> WRITTEN EXERCISE: Spot every line with the word "good" and return it.

(Stored data)

- - - - - - -

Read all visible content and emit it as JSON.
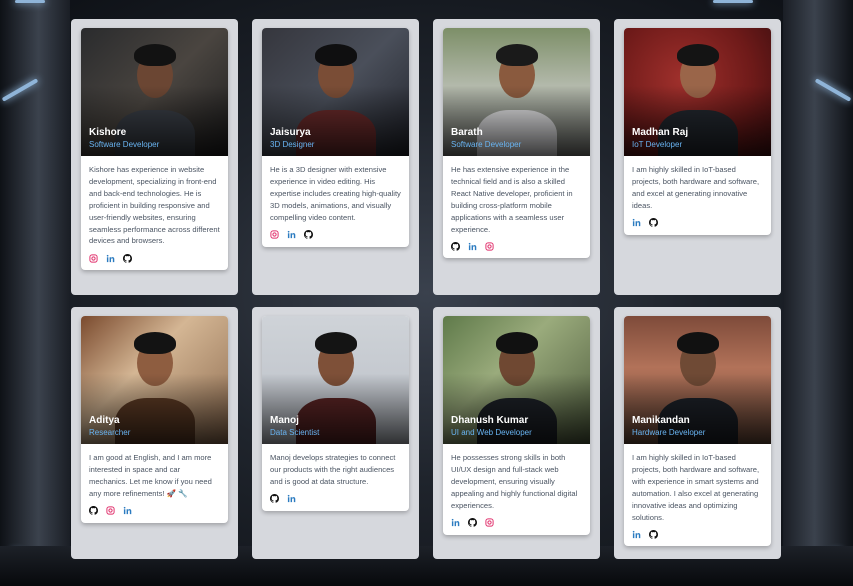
{
  "members": [
    {
      "name": "Kishore",
      "role": "Software Developer",
      "bio": "Kishore has experience in website development, specializing in front-end and back-end technologies. He is proficient in building responsive and user-friendly websites, ensuring seamless performance across different devices and browsers.",
      "socials": [
        "instagram-icon",
        "linkedin-icon",
        "github-icon"
      ]
    },
    {
      "name": "Jaisurya",
      "role": "3D Designer",
      "bio": "He is a 3D designer with extensive experience in video editing. His expertise includes creating high-quality 3D models, animations, and visually compelling video content.",
      "socials": [
        "instagram-icon",
        "linkedin-icon",
        "github-icon"
      ]
    },
    {
      "name": "Barath",
      "role": "Software Developer",
      "bio": "He has extensive experience in the technical field and is also a skilled React Native developer, proficient in building cross-platform mobile applications with a seamless user experience.",
      "socials": [
        "github-icon",
        "linkedin-icon",
        "instagram-icon"
      ]
    },
    {
      "name": "Madhan Raj",
      "role": "IoT Developer",
      "bio": "I am highly skilled in IoT-based projects, both hardware and software, and excel at generating innovative ideas.",
      "socials": [
        "linkedin-icon",
        "github-icon"
      ]
    },
    {
      "name": "Aditya",
      "role": "Researcher",
      "bio": "I am good at English, and I am more interested in space and car mechanics. Let me know if you need any more refinements! 🚀 🔧",
      "socials": [
        "github-icon",
        "instagram-icon",
        "linkedin-icon"
      ]
    },
    {
      "name": "Manoj",
      "role": "Data Scientist",
      "bio": "Manoj develops strategies to connect our products with the right audiences and is good at data structure.",
      "socials": [
        "github-icon",
        "linkedin-icon"
      ]
    },
    {
      "name": "Dhanush Kumar",
      "role": "UI and Web Developer",
      "bio": "He possesses strong skills in both UI/UX design and full-stack web development, ensuring visually appealing and highly functional digital experiences.",
      "socials": [
        "linkedin-icon",
        "github-icon",
        "instagram-icon"
      ]
    },
    {
      "name": "Manikandan",
      "role": "Hardware Developer",
      "bio": "I am highly skilled in IoT-based projects, both hardware and software, with experience in smart systems and automation. I also excel at generating innovative ideas and optimizing solutions.",
      "socials": [
        "linkedin-icon",
        "github-icon"
      ]
    }
  ],
  "colors": {
    "role": "#69b4f2",
    "instagram": "#e1306c",
    "linkedin": "#2b7bc0",
    "github": "#111111",
    "card": "#ffffff",
    "column": "#d6d8dd"
  }
}
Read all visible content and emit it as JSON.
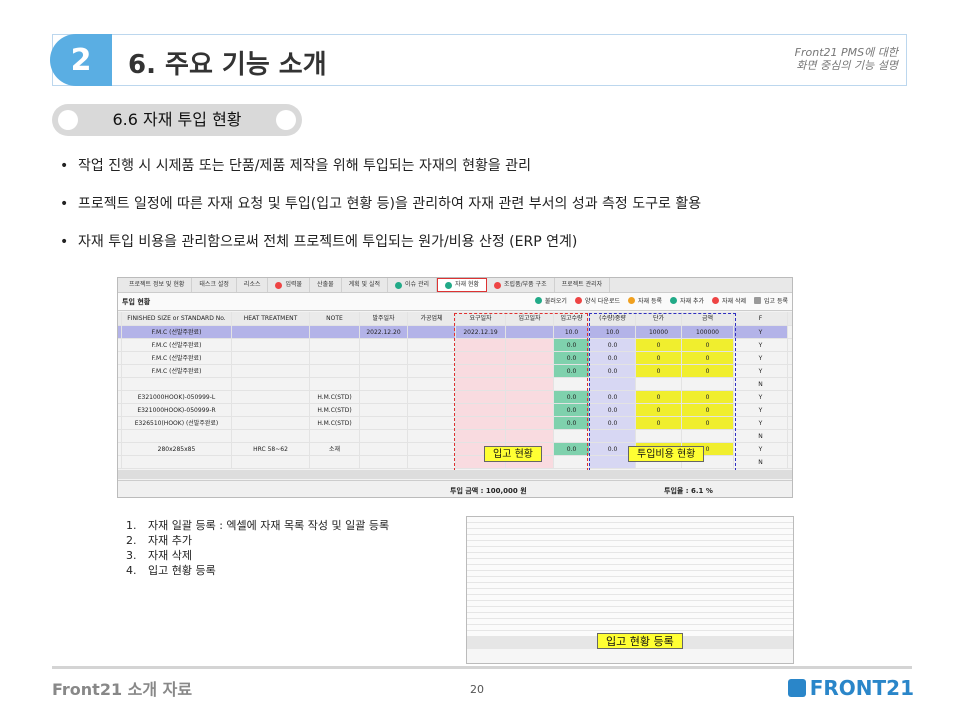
{
  "header": {
    "number": "2",
    "title": "6. 주요 기능 소개",
    "subtitle1": "Front21 PMS에 대한",
    "subtitle2": "화면 중심의 기능 설명"
  },
  "section": {
    "title": "6.6 자재 투입 현황"
  },
  "bullets": [
    "작업 진행 시 시제품 또는 단품/제품 제작을 위해 투입되는 자재의 현황을 관리",
    "프로젝트 일정에 따른 자재 요청 및 투입(입고 현황 등)을 관리하여 자재 관련 부서의 성과 측정 도구로 활용",
    "자재 투입 비용을 관리함으로써 전체 프로젝트에 투입되는 원가/비용 산정 (ERP 연계)"
  ],
  "app": {
    "menu": [
      "프로젝트 정보 및 현황",
      "태스크 설정",
      "리소스",
      "입력물",
      "산출물",
      "계획 및 실적",
      "이슈 관리",
      "자재 현황",
      "조립품/부품 구조",
      "프로젝트 관리자"
    ],
    "toolbar_title": "투입 현황",
    "buttons": [
      "불러오기",
      "양식 다운로드",
      "자재 등록",
      "자재 추가",
      "자재 삭제",
      "입고 등록"
    ],
    "columns": [
      "FINISHED SIZE or STANDARD No.",
      "HEAT TREATMENT",
      "NOTE",
      "발주일자",
      "가공업체",
      "요구일자",
      "입고일자",
      "입고수량",
      "(수량)중량",
      "단가",
      "금액",
      "F"
    ],
    "rows": [
      {
        "c1": "F.M.C (선발주완료)",
        "c2": "",
        "c3": "",
        "c4": "2022.12.20",
        "c6": "2022.12.19",
        "c8": "10.0",
        "c9": "10.0",
        "c10": "10000",
        "c11": "100000",
        "f": "Y",
        "sel": true
      },
      {
        "c1": "F.M.C (선발주완료)",
        "c2": "",
        "c3": "",
        "c4": "",
        "c6": "",
        "c8": "0.0",
        "c9": "0.0",
        "c10": "0",
        "c11": "0",
        "f": "Y"
      },
      {
        "c1": "F.M.C (선발주완료)",
        "c2": "",
        "c3": "",
        "c4": "",
        "c6": "",
        "c8": "0.0",
        "c9": "0.0",
        "c10": "0",
        "c11": "0",
        "f": "Y"
      },
      {
        "c1": "F.M.C (선발주완료)",
        "c2": "",
        "c3": "",
        "c4": "",
        "c6": "",
        "c8": "0.0",
        "c9": "0.0",
        "c10": "0",
        "c11": "0",
        "f": "Y"
      },
      {
        "c1": "",
        "c2": "",
        "c3": "",
        "c4": "",
        "c6": "",
        "c8": "",
        "c9": "",
        "c10": "",
        "c11": "",
        "f": "N"
      },
      {
        "c1": "E321000HOOK)-050999-L",
        "c2": "",
        "c3": "H.M.C(STD)",
        "c4": "",
        "c6": "",
        "c8": "0.0",
        "c9": "0.0",
        "c10": "0",
        "c11": "0",
        "f": "Y"
      },
      {
        "c1": "E321000HOOK)-050999-R",
        "c2": "",
        "c3": "H.M.C(STD)",
        "c4": "",
        "c6": "",
        "c8": "0.0",
        "c9": "0.0",
        "c10": "0",
        "c11": "0",
        "f": "Y"
      },
      {
        "c1": "E326510(HOOK) (선발주완료)",
        "c2": "",
        "c3": "H.M.C(STD)",
        "c4": "",
        "c6": "",
        "c8": "0.0",
        "c9": "0.0",
        "c10": "0",
        "c11": "0",
        "f": "Y"
      },
      {
        "c1": "",
        "c2": "",
        "c3": "",
        "c4": "",
        "c6": "",
        "c8": "",
        "c9": "",
        "c10": "",
        "c11": "",
        "f": "N"
      },
      {
        "c1": "280x285x85",
        "c2": "HRC 58~62",
        "c3": "소재",
        "c4": "",
        "c6": "",
        "c8": "0.0",
        "c9": "0.0",
        "c10": "0",
        "c11": "0",
        "f": "Y"
      },
      {
        "c1": "",
        "c2": "",
        "c3": "",
        "c4": "",
        "c6": "",
        "c8": "",
        "c9": "",
        "c10": "",
        "c11": "",
        "f": "N"
      }
    ],
    "label_in": "입고 현황",
    "label_cost": "투입비용 현황",
    "footer_total": "투입 금액 : 100,000 원",
    "footer_rate": "투입율 : 6.1 %"
  },
  "steps": [
    "자재 일괄 등록 : 엑셀에 자재 목록 작성 및 일괄 등록",
    "자재 추가",
    "자재 삭제",
    "입고 현황 등록"
  ],
  "thumb_label": "입고 현황 등록",
  "footer": {
    "left": "Front21 소개 자료",
    "page": "20",
    "logo": "FRONT21"
  },
  "colors": {
    "accent": "#5aaee3",
    "logo": "#2a86c9"
  }
}
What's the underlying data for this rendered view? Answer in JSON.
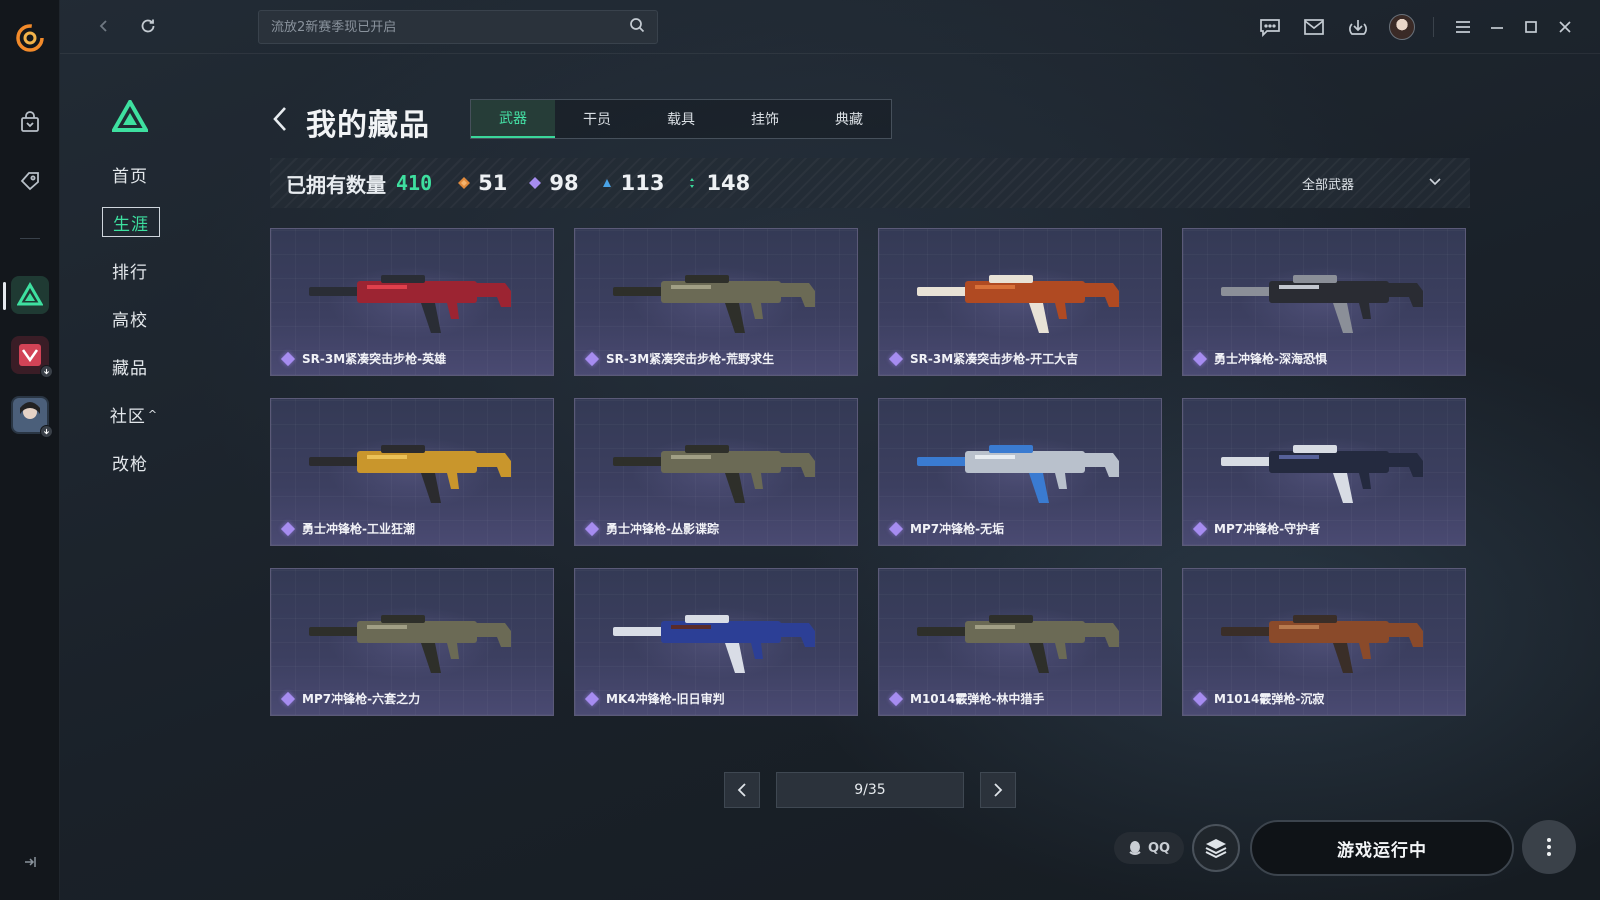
{
  "search": {
    "placeholder": "流放2新赛季现已开启"
  },
  "game_nav": {
    "items": [
      {
        "label": "首页"
      },
      {
        "label": "生涯"
      },
      {
        "label": "排行"
      },
      {
        "label": "高校"
      },
      {
        "label": "藏品"
      },
      {
        "label": "社区"
      },
      {
        "label": "改枪"
      }
    ],
    "community_caret": "^"
  },
  "page": {
    "title": "我的藏品"
  },
  "tabs": [
    {
      "label": "武器"
    },
    {
      "label": "干员"
    },
    {
      "label": "载具"
    },
    {
      "label": "挂饰"
    },
    {
      "label": "典藏"
    }
  ],
  "stats": {
    "owned_label": "已拥有数量",
    "owned_count": "410",
    "orange": "51",
    "purple": "98",
    "blue": "113",
    "green": "148",
    "filter_label": "全部武器"
  },
  "colors": {
    "accent": "#3edf9f",
    "orange_quality": "#e08a3c",
    "purple_quality": "#a68cf0",
    "blue_quality": "#4aa3e6",
    "green_quality": "#3ad79a"
  },
  "items": [
    {
      "name": "SR-3M紧凑突击步枪-英雄",
      "gun": "red"
    },
    {
      "name": "SR-3M紧凑突击步枪-荒野求生",
      "gun": "camo"
    },
    {
      "name": "SR-3M紧凑突击步枪-开工大吉",
      "gun": "orange"
    },
    {
      "name": "勇士冲锋枪-深海恐惧",
      "gun": "dark"
    },
    {
      "name": "勇士冲锋枪-工业狂潮",
      "gun": "yellow"
    },
    {
      "name": "勇士冲锋枪-丛影谍踪",
      "gun": "camo"
    },
    {
      "name": "MP7冲锋枪-无垢",
      "gun": "white"
    },
    {
      "name": "MP7冲锋枪-守护者",
      "gun": "navy"
    },
    {
      "name": "MP7冲锋枪-六套之力",
      "gun": "camo"
    },
    {
      "name": "MK4冲锋枪-旧日审判",
      "gun": "blue"
    },
    {
      "name": "M1014霰弹枪-林中猎手",
      "gun": "camo"
    },
    {
      "name": "M1014霰弹枪-沉寂",
      "gun": "rust"
    }
  ],
  "pager": {
    "text": "9/35"
  },
  "bottom": {
    "qq_label": "QQ",
    "play_label": "游戏运行中"
  }
}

- - - - - - -

> CORRECT ANSWER:
      "bio": "I am good at English, and I am more interested in space and car mechanics. Let me know if you need any more refinements! 🚀 🔧",
      "bio": "Manoj develops strategies to connect our products with the right audiences and is good at data structure.",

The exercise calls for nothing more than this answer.